— START —

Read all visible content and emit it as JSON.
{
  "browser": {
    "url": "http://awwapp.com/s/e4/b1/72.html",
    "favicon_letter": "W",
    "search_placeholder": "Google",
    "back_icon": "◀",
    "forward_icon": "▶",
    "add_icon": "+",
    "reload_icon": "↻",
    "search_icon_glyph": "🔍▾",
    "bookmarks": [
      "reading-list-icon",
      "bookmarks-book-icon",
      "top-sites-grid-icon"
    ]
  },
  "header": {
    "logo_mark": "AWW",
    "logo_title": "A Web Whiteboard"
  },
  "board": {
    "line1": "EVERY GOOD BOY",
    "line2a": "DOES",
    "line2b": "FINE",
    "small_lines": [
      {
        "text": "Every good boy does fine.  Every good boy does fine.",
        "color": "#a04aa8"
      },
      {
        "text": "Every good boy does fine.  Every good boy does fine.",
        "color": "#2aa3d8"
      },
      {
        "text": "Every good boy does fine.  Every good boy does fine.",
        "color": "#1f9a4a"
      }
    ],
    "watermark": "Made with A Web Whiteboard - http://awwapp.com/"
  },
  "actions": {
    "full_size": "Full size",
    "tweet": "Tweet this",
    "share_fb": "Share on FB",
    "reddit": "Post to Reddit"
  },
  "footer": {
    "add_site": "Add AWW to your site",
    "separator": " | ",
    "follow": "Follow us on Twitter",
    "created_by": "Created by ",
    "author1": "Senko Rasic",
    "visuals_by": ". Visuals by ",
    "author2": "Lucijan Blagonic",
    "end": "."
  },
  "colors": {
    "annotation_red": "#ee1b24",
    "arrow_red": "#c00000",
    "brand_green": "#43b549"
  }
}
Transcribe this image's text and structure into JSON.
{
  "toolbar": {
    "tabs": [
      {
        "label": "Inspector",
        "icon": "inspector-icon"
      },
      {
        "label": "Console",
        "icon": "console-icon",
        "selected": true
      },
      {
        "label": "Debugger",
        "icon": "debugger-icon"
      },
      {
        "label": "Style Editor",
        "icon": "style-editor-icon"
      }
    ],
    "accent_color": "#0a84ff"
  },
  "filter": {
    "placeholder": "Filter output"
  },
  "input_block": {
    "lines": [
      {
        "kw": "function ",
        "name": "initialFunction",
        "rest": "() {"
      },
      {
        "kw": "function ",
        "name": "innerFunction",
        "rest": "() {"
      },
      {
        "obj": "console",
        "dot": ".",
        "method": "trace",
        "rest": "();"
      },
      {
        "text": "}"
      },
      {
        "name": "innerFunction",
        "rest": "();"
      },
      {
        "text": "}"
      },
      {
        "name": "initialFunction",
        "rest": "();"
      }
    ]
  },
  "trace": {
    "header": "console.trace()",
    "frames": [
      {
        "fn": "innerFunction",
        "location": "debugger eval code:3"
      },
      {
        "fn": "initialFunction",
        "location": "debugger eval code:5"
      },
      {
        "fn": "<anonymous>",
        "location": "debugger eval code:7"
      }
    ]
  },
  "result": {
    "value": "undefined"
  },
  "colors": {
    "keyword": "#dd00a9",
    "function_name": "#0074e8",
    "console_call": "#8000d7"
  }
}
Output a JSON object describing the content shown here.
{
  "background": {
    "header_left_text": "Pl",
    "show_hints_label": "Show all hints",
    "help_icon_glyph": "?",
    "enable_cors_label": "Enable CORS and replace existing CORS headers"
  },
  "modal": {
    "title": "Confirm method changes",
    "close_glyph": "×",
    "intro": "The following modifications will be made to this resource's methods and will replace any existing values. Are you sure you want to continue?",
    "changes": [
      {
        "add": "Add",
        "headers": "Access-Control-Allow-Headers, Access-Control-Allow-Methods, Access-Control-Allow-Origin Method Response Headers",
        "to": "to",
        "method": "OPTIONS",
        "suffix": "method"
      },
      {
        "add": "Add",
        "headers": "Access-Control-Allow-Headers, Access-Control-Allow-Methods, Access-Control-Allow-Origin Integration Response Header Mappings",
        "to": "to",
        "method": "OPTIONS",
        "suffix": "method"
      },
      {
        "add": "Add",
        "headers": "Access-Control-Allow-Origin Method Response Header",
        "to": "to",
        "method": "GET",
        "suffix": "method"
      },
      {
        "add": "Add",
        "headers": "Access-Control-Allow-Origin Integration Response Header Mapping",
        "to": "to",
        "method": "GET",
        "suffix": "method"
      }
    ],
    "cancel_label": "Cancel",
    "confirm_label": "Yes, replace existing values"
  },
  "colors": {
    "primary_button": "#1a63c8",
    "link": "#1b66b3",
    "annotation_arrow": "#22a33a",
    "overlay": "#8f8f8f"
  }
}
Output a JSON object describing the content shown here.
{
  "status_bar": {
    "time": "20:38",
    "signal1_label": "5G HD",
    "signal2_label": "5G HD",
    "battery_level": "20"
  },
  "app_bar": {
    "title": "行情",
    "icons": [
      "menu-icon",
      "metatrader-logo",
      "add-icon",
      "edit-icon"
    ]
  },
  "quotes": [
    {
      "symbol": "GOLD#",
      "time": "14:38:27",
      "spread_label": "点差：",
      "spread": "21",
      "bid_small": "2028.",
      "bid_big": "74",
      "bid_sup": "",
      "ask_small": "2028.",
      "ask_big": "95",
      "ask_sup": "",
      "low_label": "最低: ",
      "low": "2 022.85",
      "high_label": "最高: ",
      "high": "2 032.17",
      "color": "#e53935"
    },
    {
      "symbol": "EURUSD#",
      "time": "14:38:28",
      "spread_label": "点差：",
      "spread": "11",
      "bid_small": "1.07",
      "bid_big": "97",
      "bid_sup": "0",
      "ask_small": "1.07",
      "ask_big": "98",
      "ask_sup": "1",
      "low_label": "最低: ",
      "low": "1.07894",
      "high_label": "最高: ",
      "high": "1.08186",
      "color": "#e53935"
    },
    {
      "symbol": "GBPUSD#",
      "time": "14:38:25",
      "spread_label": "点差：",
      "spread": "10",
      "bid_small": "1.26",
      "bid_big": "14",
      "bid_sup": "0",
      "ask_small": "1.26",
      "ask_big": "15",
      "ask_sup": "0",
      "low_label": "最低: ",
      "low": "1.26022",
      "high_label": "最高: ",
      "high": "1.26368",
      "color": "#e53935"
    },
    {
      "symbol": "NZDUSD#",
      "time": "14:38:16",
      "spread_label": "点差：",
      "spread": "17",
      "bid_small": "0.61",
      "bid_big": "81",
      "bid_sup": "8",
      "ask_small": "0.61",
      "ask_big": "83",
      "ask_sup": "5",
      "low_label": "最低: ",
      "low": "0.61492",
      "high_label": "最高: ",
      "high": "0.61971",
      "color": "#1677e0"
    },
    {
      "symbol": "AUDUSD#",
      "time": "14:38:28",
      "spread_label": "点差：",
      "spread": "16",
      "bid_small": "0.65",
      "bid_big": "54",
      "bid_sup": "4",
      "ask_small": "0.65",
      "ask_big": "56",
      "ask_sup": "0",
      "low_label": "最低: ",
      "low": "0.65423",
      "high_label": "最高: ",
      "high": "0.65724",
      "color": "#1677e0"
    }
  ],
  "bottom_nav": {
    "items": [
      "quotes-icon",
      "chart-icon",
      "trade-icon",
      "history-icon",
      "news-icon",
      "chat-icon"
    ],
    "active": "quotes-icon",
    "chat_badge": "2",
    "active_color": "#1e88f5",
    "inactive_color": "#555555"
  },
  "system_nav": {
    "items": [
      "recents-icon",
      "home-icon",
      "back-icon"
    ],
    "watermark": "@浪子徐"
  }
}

— END —

* [YOUR TASK]: Transcribe every entry exactly.

* [FINISHED TASK]:
Read all visible content and emit it as JSON.
{
  "browser": {
    "url": "http://awwapp.com/s/e4/b1/72.html",
    "favicon_letter": "W",
    "search_placeholder": "Google",
    "back_icon": "◀",
    "forward_icon": "▶",
    "add_icon": "+",
    "reload_icon": "↻",
    "search_icon_glyph": "🔍▾",
    "bookmarks": [
      "reading-list-icon",
      "bookmarks-book-icon",
      "top-sites-grid-icon"
    ]
  },
  "header": {
    "logo_mark": "AWW",
    "logo_title": "A Web Whiteboard"
  },
  "board": {
    "line1": "EVERY GOOD BOY",
    "line2a": "DOES",
    "line2b": "FINE",
    "small_lines": [
      {
        "text": "Every good boy does fine.  Every good boy does fine.",
        "color": "#a04aa8"
      },
      {
        "text": "Every good boy does fine.  Every good boy does fine.",
        "color": "#2aa3d8"
      },
      {
        "text": "Every good boy does fine.  Every good boy does fine.",
        "color": "#1f9a4a"
      }
    ],
    "watermark": "Made with A Web Whiteboard - http://awwapp.com/"
  },
  "actions": {
    "full_size": "Full size",
    "tweet": "Tweet this",
    "share_fb": "Share on FB",
    "reddit": "Post to Reddit"
  },
  "footer": {
    "add_site": "Add AWW to your site",
    "separator": " | ",
    "follow": "Follow us on Twitter",
    "created_by": "Created by ",
    "author1": "Senko Rasic",
    "visuals_by": ". Visuals by ",
    "author2": "Lucijan Blagonic",
    "end": "."
  },
  "colors": {
    "annotation_red": "#ee1b24",
    "arrow_red": "#c00000",
    "brand_green": "#43b549"
  }
}
Transcribe this image's text and structure into JSON.
{
  "toolbar": {
    "tabs": [
      {
        "label": "Inspector",
        "icon": "inspector-icon"
      },
      {
        "label": "Console",
        "icon": "console-icon",
        "selected": true
      },
      {
        "label": "Debugger",
        "icon": "debugger-icon"
      },
      {
        "label": "Style Editor",
        "icon": "style-editor-icon"
      }
    ],
    "accent_color": "#0a84ff"
  },
  "filter": {
    "placeholder": "Filter output"
  },
  "input_block": {
    "lines": [
      {
        "kw": "function ",
        "name": "initialFunction",
        "rest": "() {"
      },
      {
        "kw": "function ",
        "name": "innerFunction",
        "rest": "() {"
      },
      {
        "obj": "console",
        "dot": ".",
        "method": "trace",
        "rest": "();"
      },
      {
        "text": "}"
      },
      {
        "name": "innerFunction",
        "rest": "();"
      },
      {
        "text": "}"
      },
      {
        "name": "initialFunction",
        "rest": "();"
      }
    ]
  },
  "trace": {
    "header": "console.trace()",
    "frames": [
      {
        "fn": "innerFunction",
        "location": "debugger eval code:3"
      },
      {
        "fn": "initialFunction",
        "location": "debugger eval code:5"
      },
      {
        "fn": "<anonymous>",
        "location": "debugger eval code:7"
      }
    ]
  },
  "result": {
    "value": "undefined"
  },
  "colors": {
    "keyword": "#dd00a9",
    "function_name": "#0074e8",
    "console_call": "#8000d7"
  }
}
Output a JSON object describing the content shown here.
{
  "background": {
    "header_left_text": "Pl",
    "show_hints_label": "Show all hints",
    "help_icon_glyph": "?",
    "enable_cors_label": "Enable CORS and replace existing CORS headers"
  },
  "modal": {
    "title": "Confirm method changes",
    "close_glyph": "×",
    "intro": "The following modifications will be made to this resource's methods and will replace any existing values. Are you sure you want to continue?",
    "changes": [
      {
        "add": "Add",
        "headers": "Access-Control-Allow-Headers, Access-Control-Allow-Methods, Access-Control-Allow-Origin Method Response Headers",
        "to": "to",
        "method": "OPTIONS",
        "suffix": "method"
      },
      {
        "add": "Add",
        "headers": "Access-Control-Allow-Headers, Access-Control-Allow-Methods, Access-Control-Allow-Origin Integration Response Header Mappings",
        "to": "to",
        "method": "OPTIONS",
        "suffix": "method"
      },
      {
        "add": "Add",
        "headers": "Access-Control-Allow-Origin Method Response Header",
        "to": "to",
        "method": "GET",
        "suffix": "method"
      },
      {
        "add": "Add",
        "headers": "Access-Control-Allow-Origin Integration Response Header Mapping",
        "to": "to",
        "method": "GET",
        "suffix": "method"
      }
    ],
    "cancel_label": "Cancel",
    "confirm_label": "Yes, replace existing values"
  },
  "colors": {
    "primary_button": "#1a63c8",
    "link": "#1b66b3",
    "annotation_arrow": "#22a33a",
    "overlay": "#8f8f8f"
  }
}
Output a JSON object describing the content shown here.
{
  "status_bar": {
    "time": "20:38",
    "signal1_label": "5G HD",
    "signal2_label": "5G HD",
    "battery_level": "20"
  },
  "app_bar": {
    "title": "行情",
    "icons": [
      "menu-icon",
      "metatrader-logo",
      "add-icon",
      "edit-icon"
    ]
  },
  "quotes": [
    {
      "symbol": "GOLD#",
      "time": "14:38:27",
      "spread_label": "点差：",
      "spread": "21",
      "bid_small": "2028.",
      "bid_big": "74",
      "bid_sup": "",
      "ask_small": "2028.",
      "ask_big": "95",
      "ask_sup": "",
      "low_label": "最低: ",
      "low": "2 022.85",
      "high_label": "最高: ",
      "high": "2 032.17",
      "color": "#e53935"
    },
    {
      "symbol": "EURUSD#",
      "time": "14:38:28",
      "spread_label": "点差：",
      "spread": "11",
      "bid_small": "1.07",
      "bid_big": "97",
      "bid_sup": "0",
      "ask_small": "1.07",
      "ask_big": "98",
      "ask_sup": "1",
      "low_label": "最低: ",
      "low": "1.07894",
      "high_label": "最高: ",
      "high": "1.08186",
      "color": "#e53935"
    },
    {
      "symbol": "GBPUSD#",
      "time": "14:38:25",
      "spread_label": "点差：",
      "spread": "10",
      "bid_small": "1.26",
      "bid_big": "14",
      "bid_sup": "0",
      "ask_small": "1.26",
      "ask_big": "15",
      "ask_sup": "0",
      "low_label": "最低: ",
      "low": "1.26022",
      "high_label": "最高: ",
      "high": "1.26368",
      "color": "#e53935"
    },
    {
      "symbol": "NZDUSD#",
      "time": "14:38:16",
      "spread_label": "点差：",
      "spread": "17",
      "bid_small": "0.61",
      "bid_big": "81",
      "bid_sup": "8",
      "ask_small": "0.61",
      "ask_big": "83",
      "ask_sup": "5",
      "low_label": "最低: ",
      "low": "0.61492",
      "high_label": "最高: ",
      "high": "0.61971",
      "color": "#1677e0"
    },
    {
      "symbol": "AUDUSD#",
      "time": "14:38:28",
      "spread_label": "点差：",
      "spread": "16",
      "bid_small": "0.65",
      "bid_big": "54",
      "bid_sup": "4",
      "ask_small": "0.65",
      "ask_big": "56",
      "ask_sup": "0",
      "low_label": "最低: ",
      "low": "0.65423",
      "high_label": "最高: ",
      "high": "0.65724",
      "color": "#1677e0"
    }
  ],
  "bottom_nav": {
    "items": [
      "quotes-icon",
      "chart-icon",
      "trade-icon",
      "history-icon",
      "news-icon",
      "chat-icon"
    ],
    "active": "quotes-icon",
    "chat_badge": "2",
    "active_color": "#1e88f5",
    "inactive_color": "#555555"
  },
  "system_nav": {
    "items": [
      "recents-icon",
      "home-icon",
      "back-icon"
    ],
    "watermark": "@浪子徐"
  }
}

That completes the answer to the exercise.